**INPUT DATA**
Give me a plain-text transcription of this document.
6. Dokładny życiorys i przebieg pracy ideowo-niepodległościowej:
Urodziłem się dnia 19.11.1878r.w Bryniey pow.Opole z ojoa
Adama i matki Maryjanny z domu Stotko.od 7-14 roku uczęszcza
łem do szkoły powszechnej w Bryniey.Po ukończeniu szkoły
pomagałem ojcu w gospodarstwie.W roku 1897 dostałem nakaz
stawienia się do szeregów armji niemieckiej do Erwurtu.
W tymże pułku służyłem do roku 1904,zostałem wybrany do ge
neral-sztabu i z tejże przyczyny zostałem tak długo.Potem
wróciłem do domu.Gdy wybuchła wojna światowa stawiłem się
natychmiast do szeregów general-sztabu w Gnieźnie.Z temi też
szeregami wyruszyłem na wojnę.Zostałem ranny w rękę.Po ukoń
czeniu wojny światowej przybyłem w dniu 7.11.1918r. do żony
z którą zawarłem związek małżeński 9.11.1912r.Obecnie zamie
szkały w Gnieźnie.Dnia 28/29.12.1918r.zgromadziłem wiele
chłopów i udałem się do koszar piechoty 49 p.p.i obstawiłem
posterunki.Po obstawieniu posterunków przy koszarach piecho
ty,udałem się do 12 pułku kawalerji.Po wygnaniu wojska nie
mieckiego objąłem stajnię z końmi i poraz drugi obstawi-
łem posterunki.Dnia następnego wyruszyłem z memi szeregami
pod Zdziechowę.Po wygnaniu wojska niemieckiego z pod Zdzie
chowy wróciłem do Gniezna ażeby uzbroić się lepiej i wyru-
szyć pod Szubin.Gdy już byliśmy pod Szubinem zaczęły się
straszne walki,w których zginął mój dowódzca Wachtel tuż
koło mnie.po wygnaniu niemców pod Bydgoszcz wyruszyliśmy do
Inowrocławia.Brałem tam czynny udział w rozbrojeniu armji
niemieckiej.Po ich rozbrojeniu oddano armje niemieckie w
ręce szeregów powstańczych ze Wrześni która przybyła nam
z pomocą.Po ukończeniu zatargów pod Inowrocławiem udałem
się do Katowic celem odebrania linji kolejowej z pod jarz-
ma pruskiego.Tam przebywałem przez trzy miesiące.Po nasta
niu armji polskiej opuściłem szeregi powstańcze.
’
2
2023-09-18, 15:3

**TASK TO COMPLETE**
Your task is to repeat every entry exactly.

**RESULT OF THE TASK**
Give me a plain-text transcription of this document.
6. Dokładny życiorys i przebieg pracy ideowo-niepodległościowej:
Urodziłem się dnia 19.11.1878r.w Bryniey pow.Opole z ojoa
Adama i matki Maryjanny z domu Stotko.od 7-14 roku uczęszcza
łem do szkoły powszechnej w Bryniey.Po ukończeniu szkoły
pomagałem ojcu w gospodarstwie.W roku 1897 dostałem nakaz
stawienia się do szeregów armji niemieckiej do Erwurtu.
W tymże pułku służyłem do roku 1904,zostałem wybrany do ge
neral-sztabu i z tejże przyczyny zostałem tak długo.Potem
wróciłem do domu.Gdy wybuchła wojna światowa stawiłem się
natychmiast do szeregów general-sztabu w Gnieźnie.Z temi też
szeregami wyruszyłem na wojnę.Zostałem ranny w rękę.Po ukoń
czeniu wojny światowej przybyłem w dniu 7.11.1918r. do żony
z którą zawarłem związek małżeński 9.11.1912r.Obecnie zamie
szkały w Gnieźnie.Dnia 28/29.12.1918r.zgromadziłem wiele
chłopów i udałem się do koszar piechoty 49 p.p.i obstawiłem
posterunki.Po obstawieniu posterunków przy koszarach piecho
ty,udałem się do 12 pułku kawalerji.Po wygnaniu wojska nie
mieckiego objąłem stajnię z końmi i poraz drugi obstawi-
łem posterunki.Dnia następnego wyruszyłem z memi szeregami
pod Zdziechowę.Po wygnaniu wojska niemieckiego z pod Zdzie
chowy wróciłem do Gniezna ażeby uzbroić się lepiej i wyru-
szyć pod Szubin.Gdy już byliśmy pod Szubinem zaczęły się
straszne walki,w których zginął mój dowódzca Wachtel tuż
koło mnie.po wygnaniu niemców pod Bydgoszcz wyruszyliśmy do
Inowrocławia.Brałem tam czynny udział w rozbrojeniu armji
niemieckiej.Po ich rozbrojeniu oddano armje niemieckie w
ręce szeregów powstańczych ze Wrześni która przybyła nam
z pomocą.Po ukończeniu zatargów pod Inowrocławiem udałem
się do Katowic celem odebrania linji kolejowej z pod jarz-
ma pruskiego.Tam przebywałem przez trzy miesiące.Po nasta
niu armji polskiej opuściłem szeregi powstańcze.
’
2
2023-09-18, 15:3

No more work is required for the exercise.